▸ **Short task**: Every line below should be repeated exactly.

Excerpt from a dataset
——————
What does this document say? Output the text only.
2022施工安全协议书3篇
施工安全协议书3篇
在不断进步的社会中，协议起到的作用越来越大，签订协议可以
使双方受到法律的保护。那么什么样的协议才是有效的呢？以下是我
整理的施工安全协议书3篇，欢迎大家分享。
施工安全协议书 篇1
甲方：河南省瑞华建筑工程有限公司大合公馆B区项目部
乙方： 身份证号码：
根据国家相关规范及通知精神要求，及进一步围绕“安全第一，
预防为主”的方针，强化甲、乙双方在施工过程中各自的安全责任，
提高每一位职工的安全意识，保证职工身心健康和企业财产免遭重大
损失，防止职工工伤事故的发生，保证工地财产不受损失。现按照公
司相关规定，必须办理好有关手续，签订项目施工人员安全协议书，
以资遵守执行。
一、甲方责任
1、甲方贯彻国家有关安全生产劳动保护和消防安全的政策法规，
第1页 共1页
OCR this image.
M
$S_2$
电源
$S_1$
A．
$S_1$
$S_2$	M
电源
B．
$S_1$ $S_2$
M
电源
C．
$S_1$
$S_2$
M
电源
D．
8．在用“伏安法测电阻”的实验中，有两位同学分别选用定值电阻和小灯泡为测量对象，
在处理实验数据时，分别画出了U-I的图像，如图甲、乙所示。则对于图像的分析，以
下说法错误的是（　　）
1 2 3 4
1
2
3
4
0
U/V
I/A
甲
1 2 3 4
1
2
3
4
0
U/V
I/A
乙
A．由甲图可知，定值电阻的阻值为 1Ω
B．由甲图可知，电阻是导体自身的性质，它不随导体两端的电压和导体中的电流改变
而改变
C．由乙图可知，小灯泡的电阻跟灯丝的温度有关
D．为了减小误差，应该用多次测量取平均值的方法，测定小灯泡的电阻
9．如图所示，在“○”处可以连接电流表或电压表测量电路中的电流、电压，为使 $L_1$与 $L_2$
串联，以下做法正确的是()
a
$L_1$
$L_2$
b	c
——————
▸ **Task result**:
What does this document say? Output the text only.
2022施工安全协议书3篇
施工安全协议书3篇
在不断进步的社会中，协议起到的作用越来越大，签订协议可以
使双方受到法律的保护。那么什么样的协议才是有效的呢？以下是我
整理的施工安全协议书3篇，欢迎大家分享。
施工安全协议书 篇1
甲方：河南省瑞华建筑工程有限公司大合公馆B区项目部
乙方： 身份证号码：
根据国家相关规范及通知精神要求，及进一步围绕“安全第一，
预防为主”的方针，强化甲、乙双方在施工过程中各自的安全责任，
提高每一位职工的安全意识，保证职工身心健康和企业财产免遭重大
损失，防止职工工伤事故的发生，保证工地财产不受损失。现按照公
司相关规定，必须办理好有关手续，签订项目施工人员安全协议书，
以资遵守执行。
一、甲方责任
1、甲方贯彻国家有关安全生产劳动保护和消防安全的政策法规，
第1页 共1页
OCR this image.
M
$S_2$
电源
$S_1$
A．
$S_1$
$S_2$	M
电源
B．
$S_1$ $S_2$
M
电源
C．
$S_1$
$S_2$
M
电源
D．
8．在用“伏安法测电阻”的实验中，有两位同学分别选用定值电阻和小灯泡为测量对象，
在处理实验数据时，分别画出了U-I的图像，如图甲、乙所示。则对于图像的分析，以
下说法错误的是（　　）
1 2 3 4
1
2
3
4
0
U/V
I/A
甲
1 2 3 4
1
2
3
4
0
U/V
I/A
乙
A．由甲图可知，定值电阻的阻值为 1Ω
B．由甲图可知，电阻是导体自身的性质，它不随导体两端的电压和导体中的电流改变
而改变
C．由乙图可知，小灯泡的电阻跟灯丝的温度有关
D．为了减小误差，应该用多次测量取平均值的方法，测定小灯泡的电阻
9．如图所示，在“○”处可以连接电流表或电压表测量电路中的电流、电压，为使 $L_1$与 $L_2$
串联，以下做法正确的是()
a
$L_1$
$L_2$
b	c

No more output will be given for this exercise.